- WHAT IS NEEDED
Copy out all lines in the data below containing the string "JSON".

- Figure dataset records
────────────────
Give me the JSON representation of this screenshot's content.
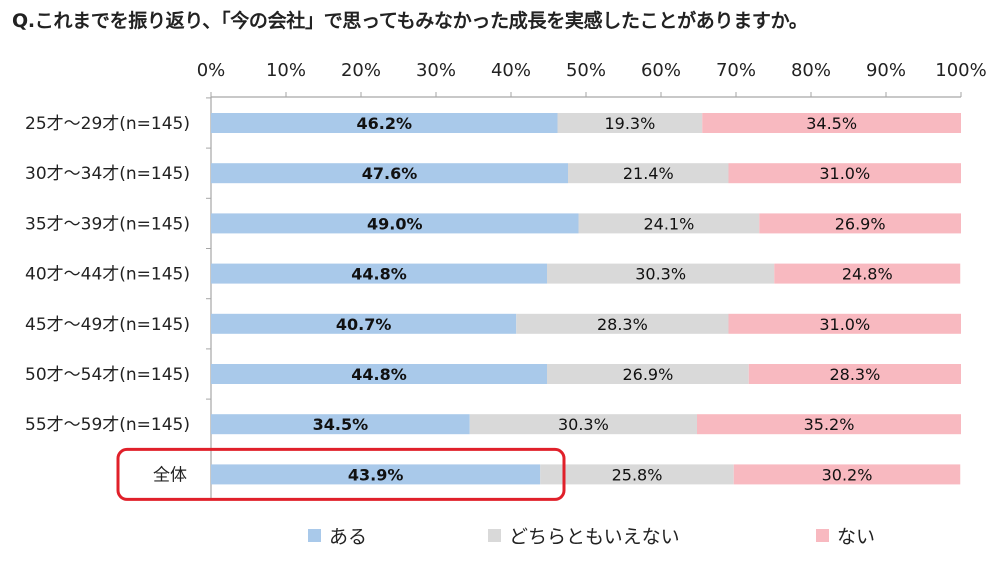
{
  "title": "Q.これまでを振り返り、「今の会社」で思ってもみなかった成長を実感したことがありますか。",
  "colors": {
    "aru": "#a9c9ea",
    "dochira": "#d9d9d9",
    "nai": "#f8b9c0",
    "highlight": "#e0202a",
    "axis": "#a6a6a6"
  },
  "chart_data": {
    "type": "bar",
    "orientation": "horizontal",
    "stacked": true,
    "percent": true,
    "xlim": [
      0,
      100
    ],
    "x_ticks": [
      "0%",
      "10%",
      "20%",
      "30%",
      "40%",
      "50%",
      "60%",
      "70%",
      "80%",
      "90%",
      "100%"
    ],
    "categories": [
      "25才～29才(n=145)",
      "30才～34才(n=145)",
      "35才～39才(n=145)",
      "40才～44才(n=145)",
      "45才～49才(n=145)",
      "50才～54才(n=145)",
      "55才～59才(n=145)",
      "全体"
    ],
    "series": [
      {
        "name": "ある",
        "values": [
          46.2,
          47.6,
          49.0,
          44.8,
          40.7,
          44.8,
          34.5,
          43.9
        ],
        "labels": [
          "46.2%",
          "47.6%",
          "49.0%",
          "44.8%",
          "40.7%",
          "44.8%",
          "34.5%",
          "43.9%"
        ]
      },
      {
        "name": "どちらともいえない",
        "values": [
          19.3,
          21.4,
          24.1,
          30.3,
          28.3,
          26.9,
          30.3,
          25.8
        ],
        "labels": [
          "19.3%",
          "21.4%",
          "24.1%",
          "30.3%",
          "28.3%",
          "26.9%",
          "30.3%",
          "25.8%"
        ]
      },
      {
        "name": "ない",
        "values": [
          34.5,
          31.0,
          26.9,
          24.8,
          31.0,
          28.3,
          35.2,
          30.2
        ],
        "labels": [
          "34.5%",
          "31.0%",
          "26.9%",
          "24.8%",
          "31.0%",
          "28.3%",
          "35.2%",
          "30.2%"
        ]
      }
    ],
    "highlighted_category": "全体",
    "legend_position": "bottom",
    "grid": true
  }
}
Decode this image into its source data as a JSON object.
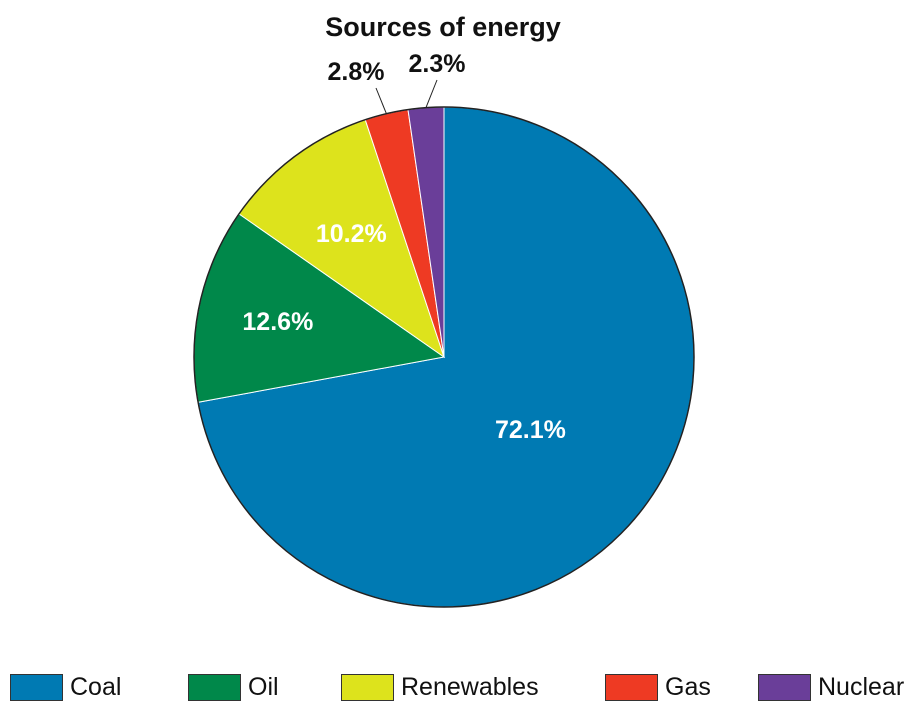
{
  "chart_data": {
    "type": "pie",
    "title": "Sources of energy",
    "slices": [
      {
        "name": "Coal",
        "value": 72.1,
        "label": "72.1%",
        "color": "#007ab3",
        "label_color": "#ffffff"
      },
      {
        "name": "Oil",
        "value": 12.6,
        "label": "12.6%",
        "color": "#00884a",
        "label_color": "#ffffff"
      },
      {
        "name": "Renewables",
        "value": 10.2,
        "label": "10.2%",
        "color": "#dde31c",
        "label_color": "#ffffff"
      },
      {
        "name": "Gas",
        "value": 2.8,
        "label": "2.8%",
        "color": "#ee3a23",
        "label_color": "#111111"
      },
      {
        "name": "Nuclear",
        "value": 2.3,
        "label": "2.3%",
        "color": "#6a3e99",
        "label_color": "#111111"
      }
    ],
    "legend": {
      "placement": "bottom",
      "items": [
        "Coal",
        "Oil",
        "Renewables",
        "Gas",
        "Nuclear"
      ]
    }
  }
}
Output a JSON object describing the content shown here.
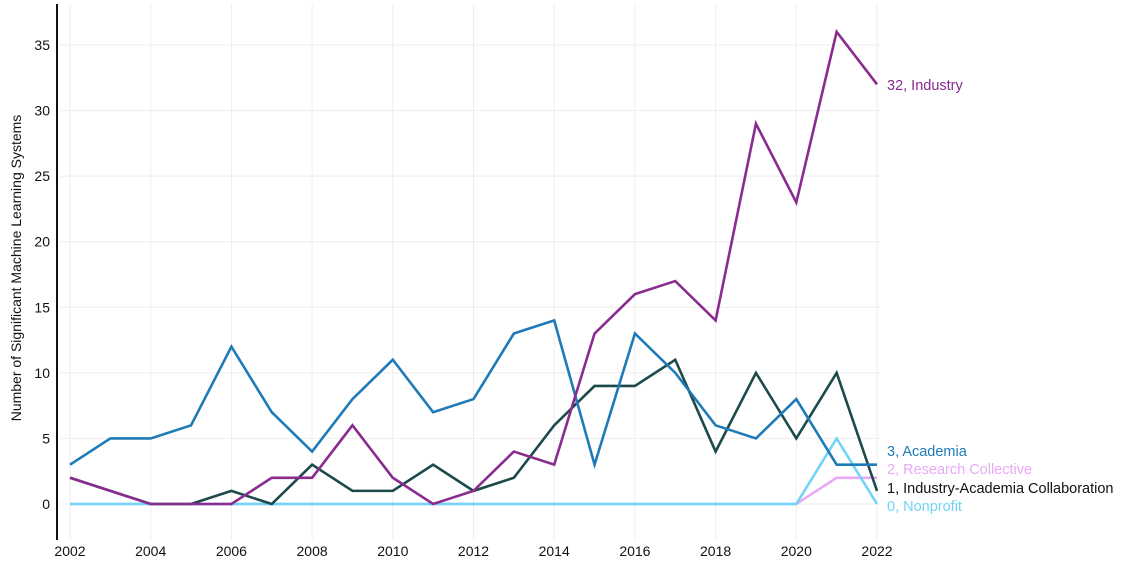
{
  "chart_data": {
    "type": "line",
    "title": "",
    "xlabel": "",
    "ylabel": "Number of Significant Machine Learning Systems",
    "x": [
      2002,
      2003,
      2004,
      2005,
      2006,
      2007,
      2008,
      2009,
      2010,
      2011,
      2012,
      2013,
      2014,
      2015,
      2016,
      2017,
      2018,
      2019,
      2020,
      2021,
      2022
    ],
    "xticks": [
      "2002",
      "2004",
      "2006",
      "2008",
      "2010",
      "2012",
      "2014",
      "2016",
      "2018",
      "2020",
      "2022"
    ],
    "yticks": [
      "0",
      "5",
      "10",
      "15",
      "20",
      "25",
      "30",
      "35"
    ],
    "ylim": [
      0,
      35
    ],
    "grid": true,
    "legend": "end-of-line labels",
    "series": [
      {
        "name": "Industry",
        "end_label": "32, Industry",
        "color": "#8a2b8f",
        "values": [
          2,
          1,
          0,
          0,
          0,
          2,
          2,
          6,
          2,
          0,
          1,
          4,
          3,
          13,
          16,
          17,
          14,
          29,
          23,
          36,
          32
        ]
      },
      {
        "name": "Academia",
        "end_label": "3, Academia",
        "color": "#1f7ab8",
        "values": [
          3,
          5,
          5,
          6,
          12,
          7,
          4,
          8,
          11,
          7,
          8,
          13,
          14,
          3,
          13,
          10,
          6,
          5,
          8,
          3,
          3
        ]
      },
      {
        "name": "Research Collective",
        "end_label": "2, Research Collective",
        "color": "#eaa8f6",
        "values": [
          0,
          0,
          0,
          0,
          0,
          0,
          0,
          0,
          0,
          0,
          0,
          0,
          0,
          0,
          0,
          0,
          0,
          0,
          0,
          2,
          2
        ]
      },
      {
        "name": "Industry-Academia Collaboration",
        "end_label": "1, Industry-Academia Collaboration",
        "color": "#1c4a4b",
        "values": [
          2,
          1,
          0,
          0,
          1,
          0,
          3,
          1,
          1,
          3,
          1,
          2,
          6,
          9,
          9,
          11,
          4,
          10,
          5,
          10,
          1
        ]
      },
      {
        "name": "Nonprofit",
        "end_label": "0, Nonprofit",
        "color": "#6fd4f8",
        "values": [
          0,
          0,
          0,
          0,
          0,
          0,
          0,
          0,
          0,
          0,
          0,
          0,
          0,
          0,
          0,
          0,
          0,
          0,
          0,
          5,
          0
        ]
      }
    ]
  }
}
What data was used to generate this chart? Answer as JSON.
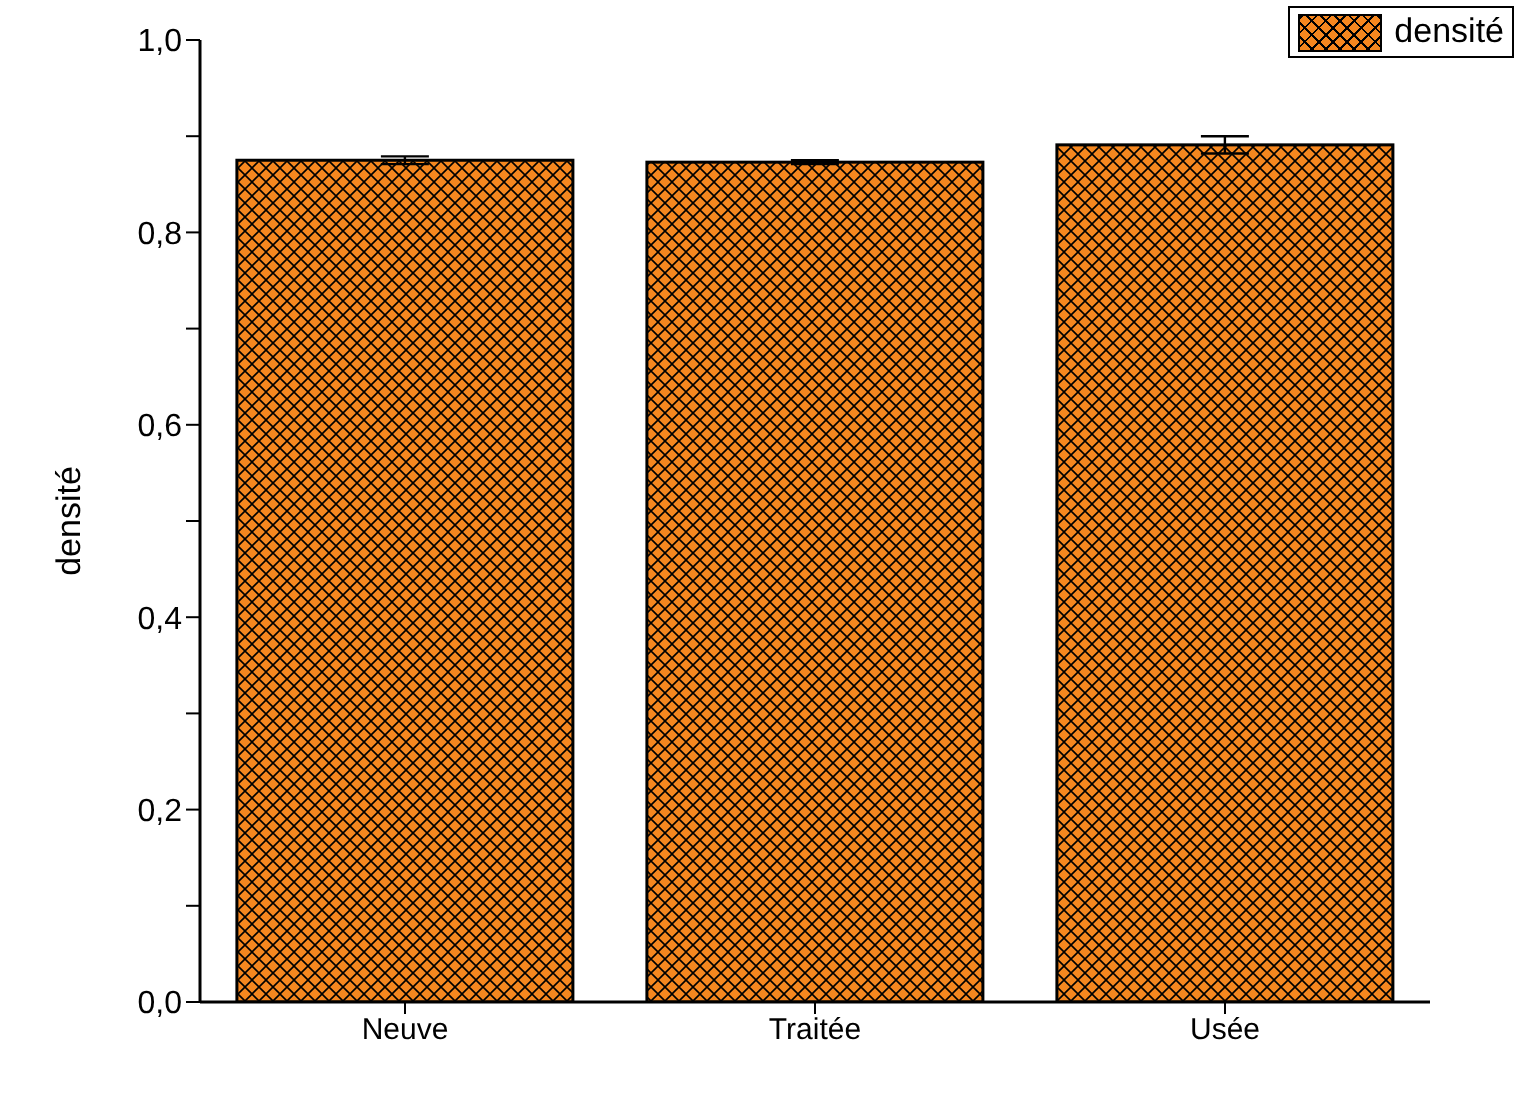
{
  "chart_data": {
    "type": "bar",
    "ylabel": "densité",
    "categories": [
      "Neuve",
      "Traitée",
      "Usée"
    ],
    "series": [
      {
        "name": "densité",
        "color": "#f5871f",
        "values": [
          0.875,
          0.873,
          0.891
        ],
        "errors": [
          0.004,
          0.002,
          0.009
        ]
      }
    ],
    "ylim": [
      0,
      1
    ],
    "yticks": [
      {
        "value": 0,
        "label": "0,0"
      },
      {
        "value": 0.1,
        "label": null
      },
      {
        "value": 0.2,
        "label": "0,2"
      },
      {
        "value": 0.3,
        "label": null
      },
      {
        "value": 0.4,
        "label": "0,4"
      },
      {
        "value": 0.5,
        "label": null
      },
      {
        "value": 0.6,
        "label": "0,6"
      },
      {
        "value": 0.7,
        "label": null
      },
      {
        "value": 0.8,
        "label": "0,8"
      },
      {
        "value": 0.9,
        "label": null
      },
      {
        "value": 1,
        "label": "1,0"
      }
    ],
    "grid": false,
    "legend": "top right"
  }
}
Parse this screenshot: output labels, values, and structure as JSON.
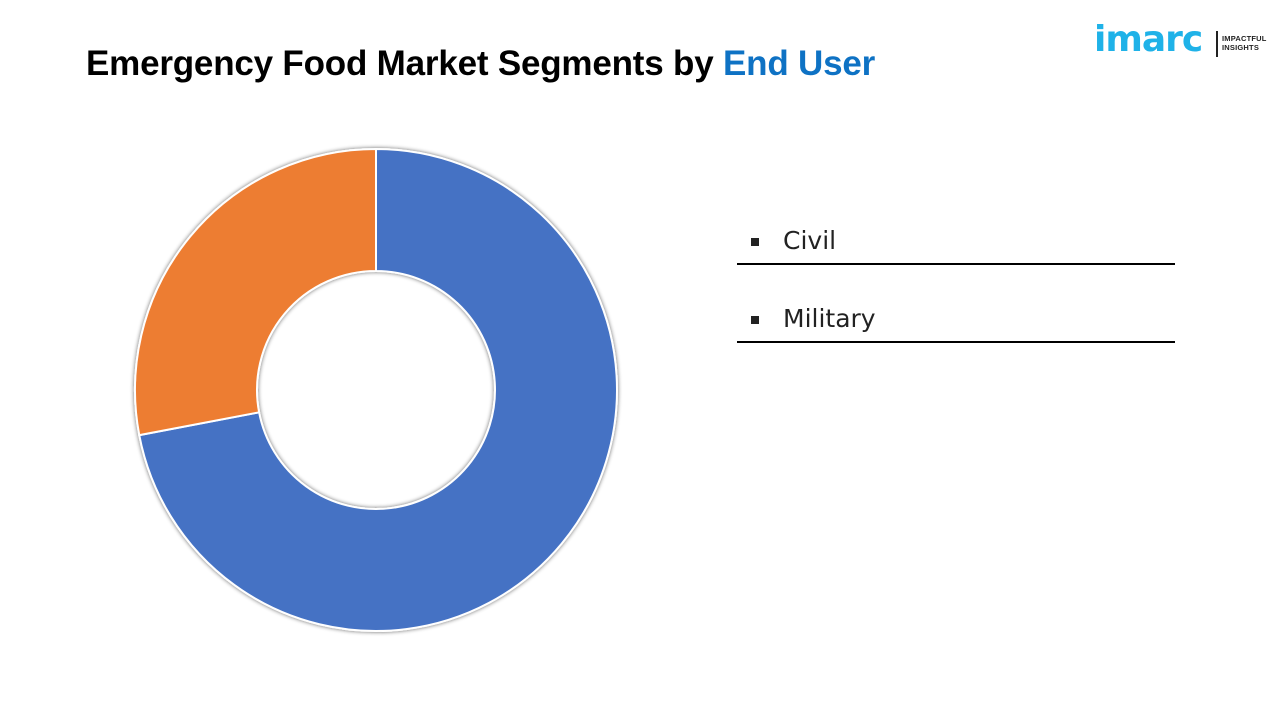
{
  "header": {
    "title_prefix": "Emergency Food Market Segments by ",
    "title_highlight": "End User"
  },
  "logo": {
    "wordmark": "imarc",
    "tagline_line1": "IMPACTFUL",
    "tagline_line2": "INSIGHTS"
  },
  "colors": {
    "civil": "#4472c4",
    "military": "#ed7d31",
    "title_highlight": "#0e72c4",
    "logo": "#1fb2e8"
  },
  "chart_data": {
    "type": "pie",
    "donut": true,
    "title": "Emergency Food Market Segments by End User",
    "categories": [
      "Civil",
      "Military"
    ],
    "values": [
      72,
      28
    ],
    "legend_position": "right"
  }
}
────────────────
- TASK RESULT
Give me the JSON representation of this screenshot's content.
Decode this image into its source data as a JSON object.
Output a JSON object describing the content shown here.
What data was used to generate this chart? Answer as JSON.
Parse this screenshot: output labels, values, and structure as JSON.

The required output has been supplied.